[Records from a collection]
--------------------------------
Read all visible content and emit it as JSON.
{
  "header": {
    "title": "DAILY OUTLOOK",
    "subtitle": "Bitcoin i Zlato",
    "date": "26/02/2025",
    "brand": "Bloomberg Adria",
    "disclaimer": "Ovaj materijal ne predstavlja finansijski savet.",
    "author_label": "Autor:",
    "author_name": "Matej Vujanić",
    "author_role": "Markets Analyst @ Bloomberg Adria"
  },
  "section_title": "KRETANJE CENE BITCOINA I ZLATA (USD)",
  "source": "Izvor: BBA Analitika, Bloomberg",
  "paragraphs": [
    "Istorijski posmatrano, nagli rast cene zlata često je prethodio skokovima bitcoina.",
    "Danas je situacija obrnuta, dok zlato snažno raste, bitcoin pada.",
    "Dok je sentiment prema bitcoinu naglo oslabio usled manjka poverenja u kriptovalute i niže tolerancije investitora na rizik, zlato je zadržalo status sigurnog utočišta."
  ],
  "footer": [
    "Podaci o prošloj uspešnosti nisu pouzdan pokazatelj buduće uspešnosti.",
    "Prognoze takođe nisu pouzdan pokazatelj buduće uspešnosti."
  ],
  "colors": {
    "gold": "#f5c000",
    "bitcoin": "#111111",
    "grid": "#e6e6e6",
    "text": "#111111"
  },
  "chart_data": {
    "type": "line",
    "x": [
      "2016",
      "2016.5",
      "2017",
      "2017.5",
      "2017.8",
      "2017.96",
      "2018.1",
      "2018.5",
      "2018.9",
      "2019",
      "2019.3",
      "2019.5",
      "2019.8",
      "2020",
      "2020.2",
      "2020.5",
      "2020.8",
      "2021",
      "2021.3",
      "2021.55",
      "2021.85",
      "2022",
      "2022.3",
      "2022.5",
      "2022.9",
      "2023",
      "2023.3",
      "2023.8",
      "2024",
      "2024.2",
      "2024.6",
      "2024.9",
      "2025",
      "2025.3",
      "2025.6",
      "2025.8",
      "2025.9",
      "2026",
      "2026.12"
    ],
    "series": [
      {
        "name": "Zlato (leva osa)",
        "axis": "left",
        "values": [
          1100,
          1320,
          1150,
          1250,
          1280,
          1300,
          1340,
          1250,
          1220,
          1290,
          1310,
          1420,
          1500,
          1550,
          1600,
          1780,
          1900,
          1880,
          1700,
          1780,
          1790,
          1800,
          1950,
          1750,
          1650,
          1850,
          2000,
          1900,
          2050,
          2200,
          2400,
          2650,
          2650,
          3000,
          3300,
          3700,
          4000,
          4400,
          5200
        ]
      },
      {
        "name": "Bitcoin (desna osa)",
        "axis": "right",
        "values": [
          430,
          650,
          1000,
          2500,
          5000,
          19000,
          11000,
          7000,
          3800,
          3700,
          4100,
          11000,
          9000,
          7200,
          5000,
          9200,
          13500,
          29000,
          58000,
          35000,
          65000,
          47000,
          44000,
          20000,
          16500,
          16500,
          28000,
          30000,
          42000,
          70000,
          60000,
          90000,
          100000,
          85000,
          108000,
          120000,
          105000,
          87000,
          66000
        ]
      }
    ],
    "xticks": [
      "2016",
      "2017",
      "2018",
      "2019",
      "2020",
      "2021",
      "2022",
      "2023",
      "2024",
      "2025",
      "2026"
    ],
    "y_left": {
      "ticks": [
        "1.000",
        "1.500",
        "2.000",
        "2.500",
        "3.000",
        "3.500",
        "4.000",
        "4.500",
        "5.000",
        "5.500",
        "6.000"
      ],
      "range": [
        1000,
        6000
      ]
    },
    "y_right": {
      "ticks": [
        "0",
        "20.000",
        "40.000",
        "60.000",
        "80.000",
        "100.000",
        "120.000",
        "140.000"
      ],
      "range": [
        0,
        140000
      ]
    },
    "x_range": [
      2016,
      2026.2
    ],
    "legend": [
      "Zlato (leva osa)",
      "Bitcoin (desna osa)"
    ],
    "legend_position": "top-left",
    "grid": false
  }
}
--------------------------------
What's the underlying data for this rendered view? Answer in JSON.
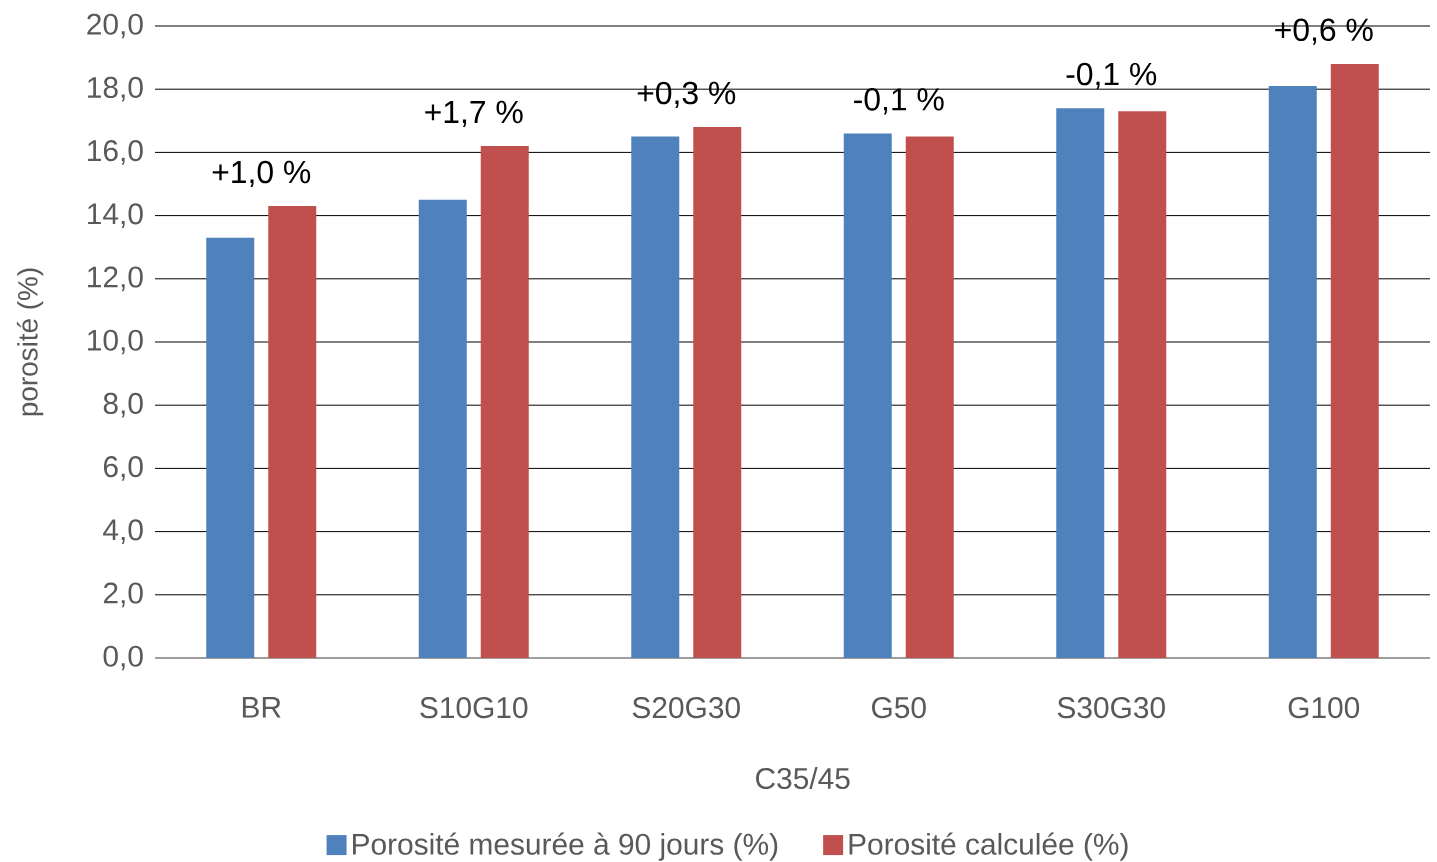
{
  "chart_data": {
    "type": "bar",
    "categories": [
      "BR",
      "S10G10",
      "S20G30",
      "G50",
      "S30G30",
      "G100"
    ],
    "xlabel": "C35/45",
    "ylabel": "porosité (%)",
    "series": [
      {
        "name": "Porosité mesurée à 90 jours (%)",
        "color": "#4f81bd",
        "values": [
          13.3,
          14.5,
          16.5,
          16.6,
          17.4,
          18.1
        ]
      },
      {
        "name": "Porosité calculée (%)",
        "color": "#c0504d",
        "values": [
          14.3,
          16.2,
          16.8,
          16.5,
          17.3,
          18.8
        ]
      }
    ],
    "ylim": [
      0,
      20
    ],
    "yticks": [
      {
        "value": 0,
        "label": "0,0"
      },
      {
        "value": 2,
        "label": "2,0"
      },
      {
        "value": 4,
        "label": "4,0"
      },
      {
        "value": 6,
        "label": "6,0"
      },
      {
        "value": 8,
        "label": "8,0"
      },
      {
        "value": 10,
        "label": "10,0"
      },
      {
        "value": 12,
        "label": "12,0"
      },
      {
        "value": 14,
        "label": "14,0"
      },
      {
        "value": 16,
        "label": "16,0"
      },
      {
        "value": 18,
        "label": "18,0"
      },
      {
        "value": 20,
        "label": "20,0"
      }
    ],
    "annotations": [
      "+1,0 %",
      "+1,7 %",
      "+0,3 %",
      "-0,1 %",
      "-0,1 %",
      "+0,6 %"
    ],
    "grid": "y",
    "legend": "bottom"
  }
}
--------------------------------
:: Goal ::
Look through the data above. Each line containing the word "nisu" needs to be copied.

:: Expected answer ::
    "Podaci o prošloj uspešnosti nisu pouzdan pokazatelj buduće uspešnosti.",
    "Prognoze takođe nisu pouzdan pokazatelj buduće uspešnosti."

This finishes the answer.